Records that describe figures:

● ● ● ● ●

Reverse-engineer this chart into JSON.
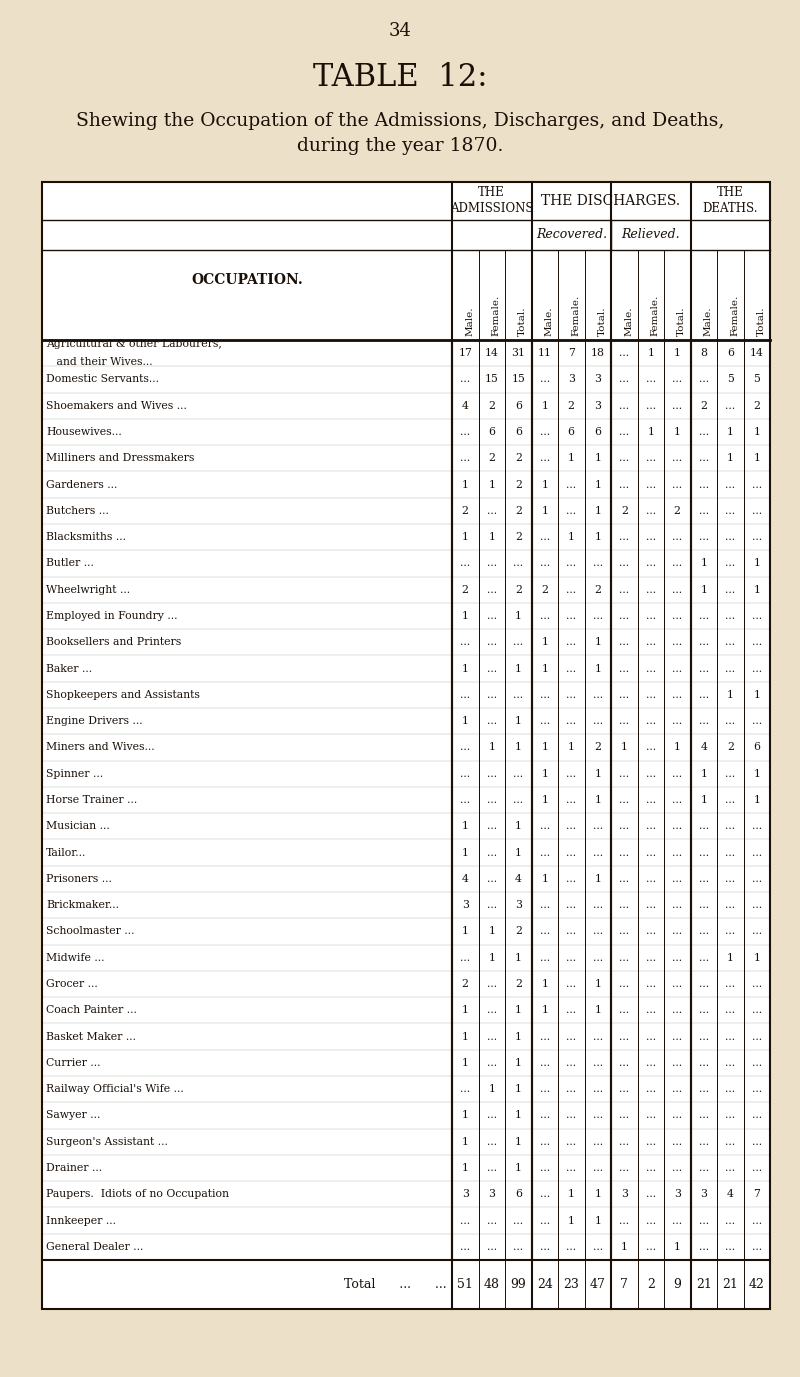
{
  "page_number": "34",
  "title": "TABLE  12:",
  "subtitle1": "Shewing the Occupation of the Admissions, Discharges, and Deaths,",
  "subtitle2": "during the year 1870.",
  "bg_color": "#EDE0C8",
  "text_color": "#1a1008",
  "rows": [
    {
      "occ": "Agricultural & other Labourers,",
      "occ2": "   and their Wives...",
      "adm_m": "17",
      "adm_f": "14",
      "adm_t": "31",
      "rec_m": "11",
      "rec_f": "7",
      "rec_t": "18",
      "rel_m": "...",
      "rel_f": "1",
      "rel_t": "1",
      "dth_m": "8",
      "dth_f": "6",
      "dth_t": "14"
    },
    {
      "occ": "Domestic Servants...",
      "occ2": "",
      "adm_m": "...",
      "adm_f": "15",
      "adm_t": "15",
      "rec_m": "...",
      "rec_f": "3",
      "rec_t": "3",
      "rel_m": "...",
      "rel_f": "...",
      "rel_t": "...",
      "dth_m": "...",
      "dth_f": "5",
      "dth_t": "5"
    },
    {
      "occ": "Shoemakers and Wives ...",
      "occ2": "",
      "adm_m": "4",
      "adm_f": "2",
      "adm_t": "6",
      "rec_m": "1",
      "rec_f": "2",
      "rec_t": "3",
      "rel_m": "...",
      "rel_f": "...",
      "rel_t": "...",
      "dth_m": "2",
      "dth_f": "...",
      "dth_t": "2"
    },
    {
      "occ": "Housewives...",
      "occ2": "",
      "adm_m": "...",
      "adm_f": "6",
      "adm_t": "6",
      "rec_m": "...",
      "rec_f": "6",
      "rec_t": "6",
      "rel_m": "...",
      "rel_f": "1",
      "rel_t": "1",
      "dth_m": "...",
      "dth_f": "1",
      "dth_t": "1"
    },
    {
      "occ": "Milliners and Dressmakers",
      "occ2": "",
      "adm_m": "...",
      "adm_f": "2",
      "adm_t": "2",
      "rec_m": "...",
      "rec_f": "1",
      "rec_t": "1",
      "rel_m": "...",
      "rel_f": "...",
      "rel_t": "...",
      "dth_m": "...",
      "dth_f": "1",
      "dth_t": "1"
    },
    {
      "occ": "Gardeners ...",
      "occ2": "",
      "adm_m": "1",
      "adm_f": "1",
      "adm_t": "2",
      "rec_m": "1",
      "rec_f": "...",
      "rec_t": "1",
      "rel_m": "...",
      "rel_f": "...",
      "rel_t": "...",
      "dth_m": "...",
      "dth_f": "...",
      "dth_t": "..."
    },
    {
      "occ": "Butchers ...",
      "occ2": "",
      "adm_m": "2",
      "adm_f": "...",
      "adm_t": "2",
      "rec_m": "1",
      "rec_f": "...",
      "rec_t": "1",
      "rel_m": "2",
      "rel_f": "...",
      "rel_t": "2",
      "dth_m": "...",
      "dth_f": "...",
      "dth_t": "..."
    },
    {
      "occ": "Blacksmiths ...",
      "occ2": "",
      "adm_m": "1",
      "adm_f": "1",
      "adm_t": "2",
      "rec_m": "...",
      "rec_f": "1",
      "rec_t": "1",
      "rel_m": "...",
      "rel_f": "...",
      "rel_t": "...",
      "dth_m": "...",
      "dth_f": "...",
      "dth_t": "..."
    },
    {
      "occ": "Butler ...",
      "occ2": "",
      "adm_m": "...",
      "adm_f": "...",
      "adm_t": "...",
      "rec_m": "...",
      "rec_f": "...",
      "rec_t": "...",
      "rel_m": "...",
      "rel_f": "...",
      "rel_t": "...",
      "dth_m": "1",
      "dth_f": "...",
      "dth_t": "1"
    },
    {
      "occ": "Wheelwright ...",
      "occ2": "",
      "adm_m": "2",
      "adm_f": "...",
      "adm_t": "2",
      "rec_m": "2",
      "rec_f": "...",
      "rec_t": "2",
      "rel_m": "...",
      "rel_f": "...",
      "rel_t": "...",
      "dth_m": "1",
      "dth_f": "...",
      "dth_t": "1"
    },
    {
      "occ": "Employed in Foundry ...",
      "occ2": "",
      "adm_m": "1",
      "adm_f": "...",
      "adm_t": "1",
      "rec_m": "...",
      "rec_f": "...",
      "rec_t": "...",
      "rel_m": "...",
      "rel_f": "...",
      "rel_t": "...",
      "dth_m": "...",
      "dth_f": "...",
      "dth_t": "..."
    },
    {
      "occ": "Booksellers and Printers",
      "occ2": "",
      "adm_m": "...",
      "adm_f": "...",
      "adm_t": "...",
      "rec_m": "1",
      "rec_f": "...",
      "rec_t": "1",
      "rel_m": "...",
      "rel_f": "...",
      "rel_t": "...",
      "dth_m": "...",
      "dth_f": "...",
      "dth_t": "..."
    },
    {
      "occ": "Baker ...",
      "occ2": "",
      "adm_m": "1",
      "adm_f": "...",
      "adm_t": "1",
      "rec_m": "1",
      "rec_f": "...",
      "rec_t": "1",
      "rel_m": "...",
      "rel_f": "...",
      "rel_t": "...",
      "dth_m": "...",
      "dth_f": "...",
      "dth_t": "..."
    },
    {
      "occ": "Shopkeepers and Assistants",
      "occ2": "",
      "adm_m": "...",
      "adm_f": "...",
      "adm_t": "...",
      "rec_m": "...",
      "rec_f": "...",
      "rec_t": "...",
      "rel_m": "...",
      "rel_f": "...",
      "rel_t": "...",
      "dth_m": "...",
      "dth_f": "1",
      "dth_t": "1"
    },
    {
      "occ": "Engine Drivers ...",
      "occ2": "",
      "adm_m": "1",
      "adm_f": "...",
      "adm_t": "1",
      "rec_m": "...",
      "rec_f": "...",
      "rec_t": "...",
      "rel_m": "...",
      "rel_f": "...",
      "rel_t": "...",
      "dth_m": "...",
      "dth_f": "...",
      "dth_t": "..."
    },
    {
      "occ": "Miners and Wives...",
      "occ2": "",
      "adm_m": "...",
      "adm_f": "1",
      "adm_t": "1",
      "rec_m": "1",
      "rec_f": "1",
      "rec_t": "2",
      "rel_m": "1",
      "rel_f": "...",
      "rel_t": "1",
      "dth_m": "4",
      "dth_f": "2",
      "dth_t": "6"
    },
    {
      "occ": "Spinner ...",
      "occ2": "",
      "adm_m": "...",
      "adm_f": "...",
      "adm_t": "...",
      "rec_m": "1",
      "rec_f": "...",
      "rec_t": "1",
      "rel_m": "...",
      "rel_f": "...",
      "rel_t": "...",
      "dth_m": "1",
      "dth_f": "...",
      "dth_t": "1"
    },
    {
      "occ": "Horse Trainer ...",
      "occ2": "",
      "adm_m": "...",
      "adm_f": "...",
      "adm_t": "...",
      "rec_m": "1",
      "rec_f": "...",
      "rec_t": "1",
      "rel_m": "...",
      "rel_f": "...",
      "rel_t": "...",
      "dth_m": "1",
      "dth_f": "...",
      "dth_t": "1"
    },
    {
      "occ": "Musician ...",
      "occ2": "",
      "adm_m": "1",
      "adm_f": "...",
      "adm_t": "1",
      "rec_m": "...",
      "rec_f": "...",
      "rec_t": "...",
      "rel_m": "...",
      "rel_f": "...",
      "rel_t": "...",
      "dth_m": "...",
      "dth_f": "...",
      "dth_t": "..."
    },
    {
      "occ": "Tailor...",
      "occ2": "",
      "adm_m": "1",
      "adm_f": "...",
      "adm_t": "1",
      "rec_m": "...",
      "rec_f": "...",
      "rec_t": "...",
      "rel_m": "...",
      "rel_f": "...",
      "rel_t": "...",
      "dth_m": "...",
      "dth_f": "...",
      "dth_t": "..."
    },
    {
      "occ": "Prisoners ...",
      "occ2": "",
      "adm_m": "4",
      "adm_f": "...",
      "adm_t": "4",
      "rec_m": "1",
      "rec_f": "...",
      "rec_t": "1",
      "rel_m": "...",
      "rel_f": "...",
      "rel_t": "...",
      "dth_m": "...",
      "dth_f": "...",
      "dth_t": "..."
    },
    {
      "occ": "Brickmaker...",
      "occ2": "",
      "adm_m": "3",
      "adm_f": "...",
      "adm_t": "3",
      "rec_m": "...",
      "rec_f": "...",
      "rec_t": "...",
      "rel_m": "...",
      "rel_f": "...",
      "rel_t": "...",
      "dth_m": "...",
      "dth_f": "...",
      "dth_t": "..."
    },
    {
      "occ": "Schoolmaster ...",
      "occ2": "",
      "adm_m": "1",
      "adm_f": "1",
      "adm_t": "2",
      "rec_m": "...",
      "rec_f": "...",
      "rec_t": "...",
      "rel_m": "...",
      "rel_f": "...",
      "rel_t": "...",
      "dth_m": "...",
      "dth_f": "...",
      "dth_t": "..."
    },
    {
      "occ": "Midwife ...",
      "occ2": "",
      "adm_m": "...",
      "adm_f": "1",
      "adm_t": "1",
      "rec_m": "...",
      "rec_f": "...",
      "rec_t": "...",
      "rel_m": "...",
      "rel_f": "...",
      "rel_t": "...",
      "dth_m": "...",
      "dth_f": "1",
      "dth_t": "1"
    },
    {
      "occ": "Grocer ...",
      "occ2": "",
      "adm_m": "2",
      "adm_f": "...",
      "adm_t": "2",
      "rec_m": "1",
      "rec_f": "...",
      "rec_t": "1",
      "rel_m": "...",
      "rel_f": "...",
      "rel_t": "...",
      "dth_m": "...",
      "dth_f": "...",
      "dth_t": "..."
    },
    {
      "occ": "Coach Painter ...",
      "occ2": "",
      "adm_m": "1",
      "adm_f": "...",
      "adm_t": "1",
      "rec_m": "1",
      "rec_f": "...",
      "rec_t": "1",
      "rel_m": "...",
      "rel_f": "...",
      "rel_t": "...",
      "dth_m": "...",
      "dth_f": "...",
      "dth_t": "..."
    },
    {
      "occ": "Basket Maker ...",
      "occ2": "",
      "adm_m": "1",
      "adm_f": "...",
      "adm_t": "1",
      "rec_m": "...",
      "rec_f": "...",
      "rec_t": "...",
      "rel_m": "...",
      "rel_f": "...",
      "rel_t": "...",
      "dth_m": "...",
      "dth_f": "...",
      "dth_t": "..."
    },
    {
      "occ": "Currier ...",
      "occ2": "",
      "adm_m": "1",
      "adm_f": "...",
      "adm_t": "1",
      "rec_m": "...",
      "rec_f": "...",
      "rec_t": "...",
      "rel_m": "...",
      "rel_f": "...",
      "rel_t": "...",
      "dth_m": "...",
      "dth_f": "...",
      "dth_t": "..."
    },
    {
      "occ": "Railway Official's Wife ...",
      "occ2": "",
      "adm_m": "...",
      "adm_f": "1",
      "adm_t": "1",
      "rec_m": "...",
      "rec_f": "...",
      "rec_t": "...",
      "rel_m": "...",
      "rel_f": "...",
      "rel_t": "...",
      "dth_m": "...",
      "dth_f": "...",
      "dth_t": "..."
    },
    {
      "occ": "Sawyer ...",
      "occ2": "",
      "adm_m": "1",
      "adm_f": "...",
      "adm_t": "1",
      "rec_m": "...",
      "rec_f": "...",
      "rec_t": "...",
      "rel_m": "...",
      "rel_f": "...",
      "rel_t": "...",
      "dth_m": "...",
      "dth_f": "...",
      "dth_t": "..."
    },
    {
      "occ": "Surgeon's Assistant ...",
      "occ2": "",
      "adm_m": "1",
      "adm_f": "...",
      "adm_t": "1",
      "rec_m": "...",
      "rec_f": "...",
      "rec_t": "...",
      "rel_m": "...",
      "rel_f": "...",
      "rel_t": "...",
      "dth_m": "...",
      "dth_f": "...",
      "dth_t": "..."
    },
    {
      "occ": "Drainer ...",
      "occ2": "",
      "adm_m": "1",
      "adm_f": "...",
      "adm_t": "1",
      "rec_m": "...",
      "rec_f": "...",
      "rec_t": "...",
      "rel_m": "...",
      "rel_f": "...",
      "rel_t": "...",
      "dth_m": "...",
      "dth_f": "...",
      "dth_t": "..."
    },
    {
      "occ": "Paupers.  Idiots of no Occupation",
      "occ2": "",
      "adm_m": "3",
      "adm_f": "3",
      "adm_t": "6",
      "rec_m": "...",
      "rec_f": "1",
      "rec_t": "1",
      "rel_m": "3",
      "rel_f": "...",
      "rel_t": "3",
      "dth_m": "3",
      "dth_f": "4",
      "dth_t": "7"
    },
    {
      "occ": "Innkeeper ...",
      "occ2": "",
      "adm_m": "...",
      "adm_f": "...",
      "adm_t": "...",
      "rec_m": "...",
      "rec_f": "1",
      "rec_t": "1",
      "rel_m": "...",
      "rel_f": "...",
      "rel_t": "...",
      "dth_m": "...",
      "dth_f": "...",
      "dth_t": "..."
    },
    {
      "occ": "General Dealer ...",
      "occ2": "",
      "adm_m": "...",
      "adm_f": "...",
      "adm_t": "...",
      "rec_m": "...",
      "rec_f": "...",
      "rec_t": "...",
      "rel_m": "1",
      "rel_f": "...",
      "rel_t": "1",
      "dth_m": "...",
      "dth_f": "...",
      "dth_t": "..."
    }
  ],
  "totals": {
    "adm_m": "51",
    "adm_f": "48",
    "adm_t": "99",
    "rec_m": "24",
    "rec_f": "23",
    "rec_t": "47",
    "rel_m": "7",
    "rel_f": "2",
    "rel_t": "9",
    "dth_m": "21",
    "dth_f": "21",
    "dth_t": "42"
  }
}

● ● ● ● ●

Return the lines of the records that include the string "Occupation".

### [Expected answer]
  "subtitle1": "Shewing the Occupation of the Admissions, Discharges, and Deaths,",
      "occ": "Paupers.  Idiots of no Occupation",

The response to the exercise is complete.